* REQUIRED TASK:
Copy out the lines that have "资料来源" in them.

— START OF DATA —

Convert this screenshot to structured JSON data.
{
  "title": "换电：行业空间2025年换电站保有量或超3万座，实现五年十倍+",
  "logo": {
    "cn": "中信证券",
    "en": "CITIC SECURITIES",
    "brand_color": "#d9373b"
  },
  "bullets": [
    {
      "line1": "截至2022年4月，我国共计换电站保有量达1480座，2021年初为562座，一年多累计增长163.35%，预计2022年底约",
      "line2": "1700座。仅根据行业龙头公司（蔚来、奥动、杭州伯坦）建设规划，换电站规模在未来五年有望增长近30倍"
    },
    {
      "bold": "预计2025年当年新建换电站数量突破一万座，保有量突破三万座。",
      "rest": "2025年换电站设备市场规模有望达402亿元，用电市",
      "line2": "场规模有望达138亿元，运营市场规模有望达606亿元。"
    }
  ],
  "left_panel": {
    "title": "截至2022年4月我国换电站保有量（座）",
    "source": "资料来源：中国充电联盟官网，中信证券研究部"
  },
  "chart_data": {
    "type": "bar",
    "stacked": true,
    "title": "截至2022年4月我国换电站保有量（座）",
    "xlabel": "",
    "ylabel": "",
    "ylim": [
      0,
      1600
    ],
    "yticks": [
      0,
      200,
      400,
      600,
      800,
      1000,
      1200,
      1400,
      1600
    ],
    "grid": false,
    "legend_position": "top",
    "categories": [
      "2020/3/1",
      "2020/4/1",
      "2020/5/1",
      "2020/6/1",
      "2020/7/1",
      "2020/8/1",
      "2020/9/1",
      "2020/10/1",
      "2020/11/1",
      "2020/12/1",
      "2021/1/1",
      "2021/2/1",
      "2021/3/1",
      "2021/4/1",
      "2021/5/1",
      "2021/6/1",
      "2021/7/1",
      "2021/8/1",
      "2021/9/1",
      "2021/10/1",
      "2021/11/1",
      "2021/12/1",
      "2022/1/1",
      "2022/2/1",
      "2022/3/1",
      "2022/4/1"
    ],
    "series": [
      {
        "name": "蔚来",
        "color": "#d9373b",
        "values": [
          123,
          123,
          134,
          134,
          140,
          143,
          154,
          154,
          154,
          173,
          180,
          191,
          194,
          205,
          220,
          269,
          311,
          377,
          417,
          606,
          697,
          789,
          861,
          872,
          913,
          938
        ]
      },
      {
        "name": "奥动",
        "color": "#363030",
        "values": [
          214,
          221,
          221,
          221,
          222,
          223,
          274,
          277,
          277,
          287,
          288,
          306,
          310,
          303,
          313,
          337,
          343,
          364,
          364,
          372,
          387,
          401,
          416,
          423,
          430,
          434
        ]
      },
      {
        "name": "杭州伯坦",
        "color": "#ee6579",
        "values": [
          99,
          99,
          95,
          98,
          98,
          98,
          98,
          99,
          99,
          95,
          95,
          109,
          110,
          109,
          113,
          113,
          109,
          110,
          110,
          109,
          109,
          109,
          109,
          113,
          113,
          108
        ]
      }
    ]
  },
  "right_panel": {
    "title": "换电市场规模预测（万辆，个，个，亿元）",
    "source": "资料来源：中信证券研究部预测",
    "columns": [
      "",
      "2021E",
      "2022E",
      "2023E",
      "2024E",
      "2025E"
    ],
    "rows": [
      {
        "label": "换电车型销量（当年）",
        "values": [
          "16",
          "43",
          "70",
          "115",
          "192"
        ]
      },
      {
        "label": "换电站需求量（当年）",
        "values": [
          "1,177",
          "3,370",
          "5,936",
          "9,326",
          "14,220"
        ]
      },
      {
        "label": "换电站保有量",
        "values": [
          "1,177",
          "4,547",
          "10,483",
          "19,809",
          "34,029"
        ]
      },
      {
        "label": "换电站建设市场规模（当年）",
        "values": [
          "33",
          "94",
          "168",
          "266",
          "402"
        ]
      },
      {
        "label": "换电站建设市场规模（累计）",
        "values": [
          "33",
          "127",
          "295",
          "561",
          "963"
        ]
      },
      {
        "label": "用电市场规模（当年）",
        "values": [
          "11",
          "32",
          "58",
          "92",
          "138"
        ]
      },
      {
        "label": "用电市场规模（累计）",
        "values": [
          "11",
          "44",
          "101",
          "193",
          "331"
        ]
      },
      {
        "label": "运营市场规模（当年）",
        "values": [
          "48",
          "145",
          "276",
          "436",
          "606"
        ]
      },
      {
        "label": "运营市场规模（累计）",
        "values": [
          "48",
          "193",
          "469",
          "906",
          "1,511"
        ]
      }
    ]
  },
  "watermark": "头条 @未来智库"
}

— END OF DATA —

* CORRECT RESULT:
    "source": "资料来源：中国充电联盟官网，中信证券研究部"
    "source": "资料来源：中信证券研究部预测",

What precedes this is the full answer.